* Data records

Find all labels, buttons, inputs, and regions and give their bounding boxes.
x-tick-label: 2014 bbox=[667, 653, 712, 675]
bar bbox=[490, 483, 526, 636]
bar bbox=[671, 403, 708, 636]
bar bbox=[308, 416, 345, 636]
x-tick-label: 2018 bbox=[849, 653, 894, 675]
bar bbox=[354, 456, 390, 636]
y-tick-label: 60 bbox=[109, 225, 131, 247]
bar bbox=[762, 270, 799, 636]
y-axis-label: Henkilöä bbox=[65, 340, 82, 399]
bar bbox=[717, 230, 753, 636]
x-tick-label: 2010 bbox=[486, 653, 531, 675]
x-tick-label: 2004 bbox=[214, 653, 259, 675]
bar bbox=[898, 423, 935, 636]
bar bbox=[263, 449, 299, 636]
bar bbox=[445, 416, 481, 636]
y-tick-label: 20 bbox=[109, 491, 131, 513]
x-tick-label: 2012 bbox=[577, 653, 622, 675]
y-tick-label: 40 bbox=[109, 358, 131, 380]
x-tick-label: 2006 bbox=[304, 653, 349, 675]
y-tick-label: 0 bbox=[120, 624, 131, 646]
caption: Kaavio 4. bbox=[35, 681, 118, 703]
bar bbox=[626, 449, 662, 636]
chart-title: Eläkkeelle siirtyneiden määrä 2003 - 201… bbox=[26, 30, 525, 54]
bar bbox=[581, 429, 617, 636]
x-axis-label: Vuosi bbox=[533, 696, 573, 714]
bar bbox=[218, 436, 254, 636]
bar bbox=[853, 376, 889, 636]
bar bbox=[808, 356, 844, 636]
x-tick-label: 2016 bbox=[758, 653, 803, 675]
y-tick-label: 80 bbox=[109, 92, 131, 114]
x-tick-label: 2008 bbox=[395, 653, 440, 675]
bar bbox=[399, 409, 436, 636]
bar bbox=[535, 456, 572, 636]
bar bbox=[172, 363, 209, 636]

---

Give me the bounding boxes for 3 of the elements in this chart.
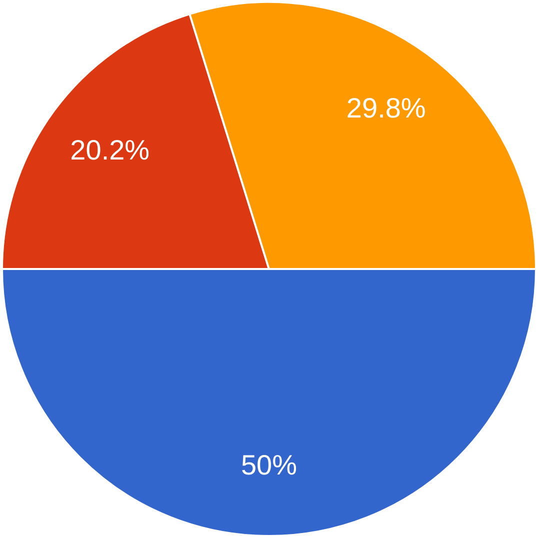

* Requirement
Transcribe the lines from the line with "Find all labels, buttons, inputs, and" up to and including the line with "bar bbox=[172, 363, 209, 636]".

* Worked solution
Find all labels, buttons, inputs, and regions and give their bounding boxes.
x-tick-label: 2014 bbox=[667, 653, 712, 675]
bar bbox=[490, 483, 526, 636]
bar bbox=[671, 403, 708, 636]
bar bbox=[308, 416, 345, 636]
x-tick-label: 2018 bbox=[849, 653, 894, 675]
bar bbox=[354, 456, 390, 636]
y-tick-label: 60 bbox=[109, 225, 131, 247]
bar bbox=[762, 270, 799, 636]
y-axis-label: Henkilöä bbox=[65, 340, 82, 399]
bar bbox=[717, 230, 753, 636]
x-tick-label: 2010 bbox=[486, 653, 531, 675]
x-tick-label: 2004 bbox=[214, 653, 259, 675]
bar bbox=[898, 423, 935, 636]
bar bbox=[263, 449, 299, 636]
bar bbox=[445, 416, 481, 636]
y-tick-label: 20 bbox=[109, 491, 131, 513]
x-tick-label: 2012 bbox=[577, 653, 622, 675]
y-tick-label: 40 bbox=[109, 358, 131, 380]
x-tick-label: 2006 bbox=[304, 653, 349, 675]
y-tick-label: 0 bbox=[120, 624, 131, 646]
caption: Kaavio 4. bbox=[35, 681, 118, 703]
bar bbox=[626, 449, 662, 636]
chart-title: Eläkkeelle siirtyneiden määrä 2003 - 201… bbox=[26, 30, 525, 54]
bar bbox=[581, 429, 617, 636]
x-axis-label: Vuosi bbox=[533, 696, 573, 714]
bar bbox=[218, 436, 254, 636]
bar bbox=[853, 376, 889, 636]
bar bbox=[808, 356, 844, 636]
x-tick-label: 2016 bbox=[758, 653, 803, 675]
y-tick-label: 80 bbox=[109, 92, 131, 114]
x-tick-label: 2008 bbox=[395, 653, 440, 675]
bar bbox=[399, 409, 436, 636]
bar bbox=[535, 456, 572, 636]
bar bbox=[172, 363, 209, 636]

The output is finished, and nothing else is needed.